**What the task requires**.
Reproduce the material in full, unchanged.

Items from a figure collection:
--

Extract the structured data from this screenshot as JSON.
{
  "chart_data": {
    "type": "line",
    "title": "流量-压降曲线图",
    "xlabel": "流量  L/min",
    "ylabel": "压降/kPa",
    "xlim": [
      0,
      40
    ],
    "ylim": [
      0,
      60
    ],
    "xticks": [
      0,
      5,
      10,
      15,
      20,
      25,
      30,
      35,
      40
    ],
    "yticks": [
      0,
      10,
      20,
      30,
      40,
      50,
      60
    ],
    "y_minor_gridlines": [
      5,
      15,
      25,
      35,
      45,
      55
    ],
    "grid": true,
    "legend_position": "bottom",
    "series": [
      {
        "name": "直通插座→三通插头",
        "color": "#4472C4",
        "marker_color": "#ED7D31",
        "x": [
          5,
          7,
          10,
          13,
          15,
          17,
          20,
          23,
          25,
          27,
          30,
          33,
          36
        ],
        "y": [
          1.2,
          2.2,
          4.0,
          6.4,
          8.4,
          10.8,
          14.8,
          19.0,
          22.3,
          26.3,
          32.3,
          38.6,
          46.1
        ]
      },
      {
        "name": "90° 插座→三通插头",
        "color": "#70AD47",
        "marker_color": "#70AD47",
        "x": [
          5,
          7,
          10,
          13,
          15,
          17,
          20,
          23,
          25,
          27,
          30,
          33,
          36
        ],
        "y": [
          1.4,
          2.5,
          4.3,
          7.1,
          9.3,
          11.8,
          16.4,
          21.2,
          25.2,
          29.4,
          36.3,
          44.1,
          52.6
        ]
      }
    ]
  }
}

--

**Exercise answer**.
Extract the structured data from this screenshot as JSON.
{
  "chart_data": {
    "type": "line",
    "title": "流量-压降曲线图",
    "xlabel": "流量  L/min",
    "ylabel": "压降/kPa",
    "xlim": [
      0,
      40
    ],
    "ylim": [
      0,
      60
    ],
    "xticks": [
      0,
      5,
      10,
      15,
      20,
      25,
      30,
      35,
      40
    ],
    "yticks": [
      0,
      10,
      20,
      30,
      40,
      50,
      60
    ],
    "y_minor_gridlines": [
      5,
      15,
      25,
      35,
      45,
      55
    ],
    "grid": true,
    "legend_position": "bottom",
    "series": [
      {
        "name": "直通插座→三通插头",
        "color": "#4472C4",
        "marker_color": "#ED7D31",
        "x": [
          5,
          7,
          10,
          13,
          15,
          17,
          20,
          23,
          25,
          27,
          30,
          33,
          36
        ],
        "y": [
          1.2,
          2.2,
          4.0,
          6.4,
          8.4,
          10.8,
          14.8,
          19.0,
          22.3,
          26.3,
          32.3,
          38.6,
          46.1
        ]
      },
      {
        "name": "90° 插座→三通插头",
        "color": "#70AD47",
        "marker_color": "#70AD47",
        "x": [
          5,
          7,
          10,
          13,
          15,
          17,
          20,
          23,
          25,
          27,
          30,
          33,
          36
        ],
        "y": [
          1.4,
          2.5,
          4.3,
          7.1,
          9.3,
          11.8,
          16.4,
          21.2,
          25.2,
          29.4,
          36.3,
          44.1,
          52.6
        ]
      }
    ]
  }
}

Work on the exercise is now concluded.